[GOAL]: Reproduce each of the records below word for word, leaving out the pictures.

┏━━

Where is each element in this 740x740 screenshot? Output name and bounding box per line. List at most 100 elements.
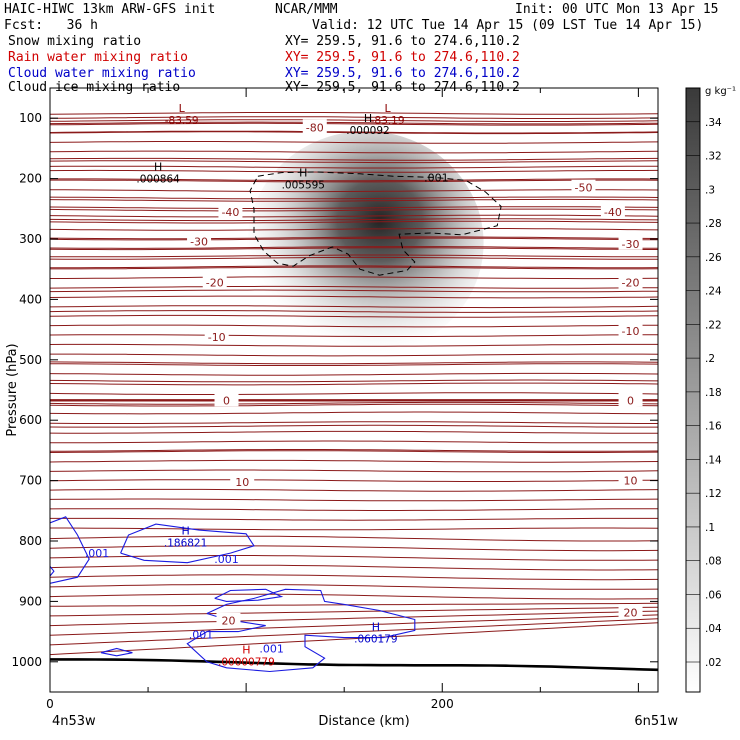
contour-label-bg — [202, 274, 227, 289]
temperature-contour-line — [50, 363, 658, 366]
colorbar-tick-label: .06 — [705, 589, 722, 601]
temperature-contour-line — [50, 266, 658, 270]
temperature-contour-line — [50, 430, 658, 434]
temperature-contour-line — [50, 214, 658, 218]
temperature-contour-line — [50, 469, 658, 473]
temperature-contour-line — [50, 122, 658, 126]
extremum-marker: H — [372, 621, 380, 634]
temperature-contour-line — [50, 421, 658, 424]
colorbar-tick-label: .2 — [705, 353, 715, 365]
temperature-contour-label: 0 — [627, 394, 634, 407]
temperature-contour-line — [50, 236, 658, 240]
model-title: HAIC-HIWC 13km ARW-GFS init — [4, 2, 216, 17]
temperature-contour-line — [50, 189, 658, 193]
y-tick-label: 600 — [19, 413, 42, 427]
temperature-contour-line — [50, 479, 658, 482]
temperature-contour-line — [50, 361, 658, 365]
temperature-contour-line — [50, 449, 658, 452]
contour-label-bg — [214, 392, 239, 407]
cloud-ice-contour — [249, 171, 502, 276]
temperature-contour-line — [50, 392, 658, 395]
y-tick-label: 700 — [19, 474, 42, 488]
colorbar-tick-label: .28 — [705, 218, 722, 230]
snow-mixing-ratio-shading — [247, 131, 484, 356]
temperature-contour-line — [50, 206, 658, 209]
temperature-contour-line — [50, 411, 658, 415]
colorbar-tick-label: .34 — [705, 117, 722, 129]
field-cloudwater-name: Cloud water mixing ratio — [8, 66, 196, 81]
colorbar-tick-label: .26 — [705, 252, 722, 264]
contour-label-bg — [600, 203, 625, 218]
temperature-contour-line — [50, 218, 658, 222]
colorbar-tick-label: .16 — [705, 421, 722, 433]
colorbar-tick-label: .14 — [705, 454, 722, 466]
temperature-contour-line — [50, 618, 658, 646]
contour-label-bg — [618, 604, 643, 619]
temperature-contour-line — [50, 508, 658, 511]
temperature-contour-line — [50, 498, 658, 502]
cloud-water-contour-label: .001 — [259, 643, 284, 656]
extremum-value: .060179 — [354, 634, 397, 646]
cloud-water-contour-label: .001 — [214, 553, 239, 566]
temperature-contour-line — [50, 379, 658, 383]
x-axis-label: Distance (km) — [318, 714, 409, 729]
temperature-contour-label: 20 — [221, 615, 235, 628]
x-tick-label: 200 — [431, 697, 454, 711]
temperature-contour-line — [50, 602, 658, 607]
institution-label: NCAR/MMM — [275, 2, 338, 17]
temperature-contour-line — [50, 285, 658, 289]
colorbar-tick-label: .22 — [705, 319, 722, 331]
x-right-endpoint-label: 6n51w — [634, 714, 678, 729]
extremum-marker: H — [154, 160, 162, 173]
temperature-contour-line — [50, 178, 658, 182]
cloud-ice-contour-label: .001 — [424, 171, 449, 184]
cloud-water-contour — [100, 647, 133, 657]
forecast-hour: Fcst: 36 h — [4, 18, 98, 33]
colorbar-tick-label: .18 — [705, 387, 722, 399]
temperature-contour-line — [50, 179, 658, 183]
colorbar-tick-label: .04 — [705, 623, 722, 635]
y-tick-label: 200 — [19, 172, 42, 186]
temperature-contour-line — [50, 450, 658, 453]
temperature-contour-line — [50, 227, 658, 231]
init-time: Init: 00 UTC Mon 13 Apr 15 — [515, 2, 719, 17]
temperature-contour-line — [50, 220, 658, 224]
colorbar-tick-label: .32 — [705, 151, 722, 163]
extremum-value: -83.59 — [165, 115, 199, 127]
y-tick-label: 400 — [19, 292, 42, 306]
y-tick-label: 500 — [19, 353, 42, 367]
colorbar-tick-label: .24 — [705, 286, 722, 298]
temperature-contour-line — [50, 198, 658, 202]
temperature-contour-label: 10 — [235, 476, 249, 489]
contour-label-bg — [618, 392, 643, 407]
temperature-contour-line — [50, 517, 658, 521]
temperature-contour-line — [50, 121, 658, 125]
terrain-line — [50, 658, 658, 672]
temperature-contour-line — [50, 353, 658, 357]
colorbar-tick-label: .02 — [705, 657, 722, 669]
field-snow-name: Snow mixing ratio — [8, 34, 142, 49]
field-cloudwater-xy: XY= 259.5, 91.6 to 274.6,110.2 — [285, 66, 520, 81]
temperature-contour-line — [50, 289, 658, 293]
temperature-contour-label: -20 — [206, 276, 224, 289]
y-tick-label: 900 — [19, 594, 42, 608]
temperature-contour-line — [50, 382, 658, 386]
extremum-value: -83.19 — [371, 115, 405, 127]
temperature-contour-line — [50, 208, 658, 212]
temperature-contour-line — [50, 401, 658, 405]
temperature-contour-label: -10 — [622, 325, 640, 338]
temperature-contour-line — [50, 343, 658, 347]
temperature-contour-line — [50, 334, 658, 337]
extremum-marker: L — [179, 102, 186, 115]
cloud-water-contour — [214, 588, 284, 602]
y-tick-label: 800 — [19, 534, 42, 548]
colorbar-unit: g kg⁻¹ — [705, 86, 736, 97]
x-tick-label: 0 — [46, 697, 54, 711]
temperature-contour-line — [50, 622, 658, 656]
field-snow-xy: XY= 259.5, 91.6 to 274.6,110.2 — [285, 34, 520, 49]
temperature-contour-label: -40 — [604, 206, 622, 219]
contour-label-bg — [618, 235, 643, 250]
temperature-contour-line — [50, 314, 658, 318]
y-tick-label: 1000 — [11, 655, 42, 669]
extremum-value: .186821 — [164, 538, 207, 550]
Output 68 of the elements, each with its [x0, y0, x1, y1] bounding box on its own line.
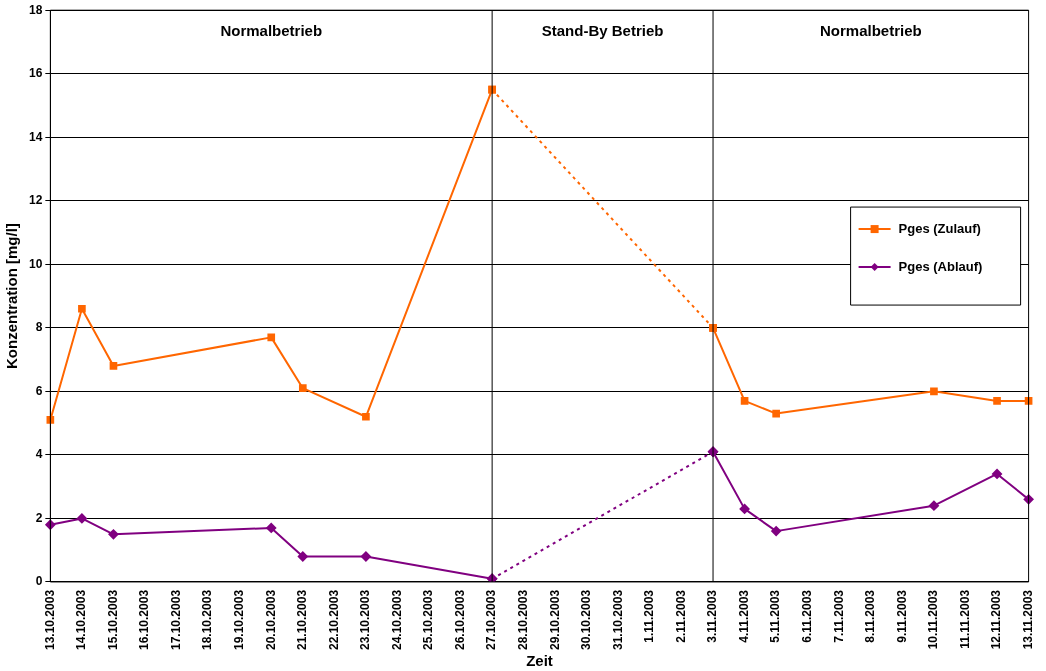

┗━━

[SOLUTION FOR THIS EXERCISE]:
Where is each element in this 740x740 screenshot? Output name and bounding box per line. List at most 100 elements.
contour-label-bg — [202, 274, 227, 289]
temperature-contour-line — [50, 363, 658, 366]
colorbar-tick-label: .06 — [705, 589, 722, 601]
temperature-contour-line — [50, 266, 658, 270]
temperature-contour-line — [50, 430, 658, 434]
temperature-contour-line — [50, 214, 658, 218]
temperature-contour-line — [50, 469, 658, 473]
temperature-contour-line — [50, 122, 658, 126]
extremum-marker: H — [372, 621, 380, 634]
temperature-contour-line — [50, 421, 658, 424]
colorbar-tick-label: .2 — [705, 353, 715, 365]
temperature-contour-label: 0 — [627, 394, 634, 407]
temperature-contour-line — [50, 236, 658, 240]
model-title: HAIC-HIWC 13km ARW-GFS init — [4, 2, 216, 17]
temperature-contour-line — [50, 189, 658, 193]
y-tick-label: 600 — [19, 413, 42, 427]
temperature-contour-line — [50, 479, 658, 482]
temperature-contour-line — [50, 361, 658, 365]
temperature-contour-line — [50, 449, 658, 452]
contour-label-bg — [214, 392, 239, 407]
cloud-ice-contour — [249, 171, 502, 276]
temperature-contour-line — [50, 392, 658, 395]
y-tick-label: 700 — [19, 474, 42, 488]
colorbar-tick-label: .28 — [705, 218, 722, 230]
snow-mixing-ratio-shading — [247, 131, 484, 356]
temperature-contour-line — [50, 206, 658, 209]
temperature-contour-line — [50, 411, 658, 415]
colorbar-tick-label: .34 — [705, 117, 722, 129]
field-cloudwater-name: Cloud water mixing ratio — [8, 66, 196, 81]
colorbar-tick-label: .26 — [705, 252, 722, 264]
contour-label-bg — [600, 203, 625, 218]
temperature-contour-line — [50, 218, 658, 222]
colorbar-tick-label: .16 — [705, 421, 722, 433]
colorbar-tick-label: .14 — [705, 454, 722, 466]
temperature-contour-line — [50, 618, 658, 646]
contour-label-bg — [618, 604, 643, 619]
temperature-contour-line — [50, 508, 658, 511]
temperature-contour-line — [50, 498, 658, 502]
cloud-water-contour-label: .001 — [259, 643, 284, 656]
extremum-value: .060179 — [354, 634, 397, 646]
cloud-water-contour-label: .001 — [214, 553, 239, 566]
temperature-contour-line — [50, 379, 658, 383]
x-axis-label: Distance (km) — [318, 714, 409, 729]
temperature-contour-label: 20 — [221, 615, 235, 628]
x-tick-label: 200 — [431, 697, 454, 711]
temperature-contour-line — [50, 602, 658, 607]
institution-label: NCAR/MMM — [275, 2, 338, 17]
temperature-contour-line — [50, 285, 658, 289]
colorbar-tick-label: .22 — [705, 319, 722, 331]
x-right-endpoint-label: 6n51w — [634, 714, 678, 729]
extremum-marker: H — [154, 160, 162, 173]
temperature-contour-line — [50, 178, 658, 182]
cloud-ice-contour-label: .001 — [424, 171, 449, 184]
cloud-water-contour — [100, 647, 133, 657]
forecast-hour: Fcst: 36 h — [4, 18, 98, 33]
colorbar-tick-label: .18 — [705, 387, 722, 399]
temperature-contour-line — [50, 179, 658, 183]
colorbar-tick-label: .04 — [705, 623, 722, 635]
y-tick-label: 200 — [19, 172, 42, 186]
temperature-contour-line — [50, 450, 658, 453]
temperature-contour-line — [50, 227, 658, 231]
init-time: Init: 00 UTC Mon 13 Apr 15 — [515, 2, 719, 17]
temperature-contour-line — [50, 220, 658, 224]
colorbar-tick-label: .32 — [705, 151, 722, 163]
extremum-value: -83.59 — [165, 115, 199, 127]
y-tick-label: 400 — [19, 292, 42, 306]
y-tick-label: 500 — [19, 353, 42, 367]
colorbar-tick-label: .24 — [705, 286, 722, 298]
temperature-contour-line — [50, 198, 658, 202]
temperature-contour-label: 10 — [235, 476, 249, 489]
contour-label-bg — [618, 392, 643, 407]
temperature-contour-line — [50, 517, 658, 521]
temperature-contour-line — [50, 121, 658, 125]
terrain-line — [50, 658, 658, 672]
temperature-contour-line — [50, 353, 658, 357]
colorbar-tick-label: .02 — [705, 657, 722, 669]
field-snow-name: Snow mixing ratio — [8, 34, 142, 49]
field-cloudwater-xy: XY= 259.5, 91.6 to 274.6,110.2 — [285, 66, 520, 81]
temperature-contour-line — [50, 289, 658, 293]
temperature-contour-label: -20 — [206, 276, 224, 289]
y-tick-label: 900 — [19, 594, 42, 608]
temperature-contour-line — [50, 382, 658, 386]
extremum-value: -83.19 — [371, 115, 405, 127]
temperature-contour-line — [50, 208, 658, 212]
temperature-contour-line — [50, 401, 658, 405]
temperature-contour-label: -10 — [622, 325, 640, 338]
temperature-contour-line — [50, 343, 658, 347]
temperature-contour-line — [50, 334, 658, 337]
extremum-marker: L — [179, 102, 186, 115]
cloud-water-contour — [214, 588, 284, 602]
y-tick-label: 800 — [19, 534, 42, 548]
colorbar-unit: g kg⁻¹ — [705, 86, 736, 97]
x-tick-label: 0 — [46, 697, 54, 711]
temperature-contour-line — [50, 622, 658, 656]
field-snow-xy: XY= 259.5, 91.6 to 274.6,110.2 — [285, 34, 520, 49]
temperature-contour-label: -40 — [604, 206, 622, 219]
contour-label-bg — [618, 235, 643, 250]
temperature-contour-line — [50, 314, 658, 318]
y-tick-label: 1000 — [11, 655, 42, 669]
extremum-value: .186821 — [164, 538, 207, 550]
Output 68 of the elements, each with its [x0, y0, x1, y1] bounding box on its own line.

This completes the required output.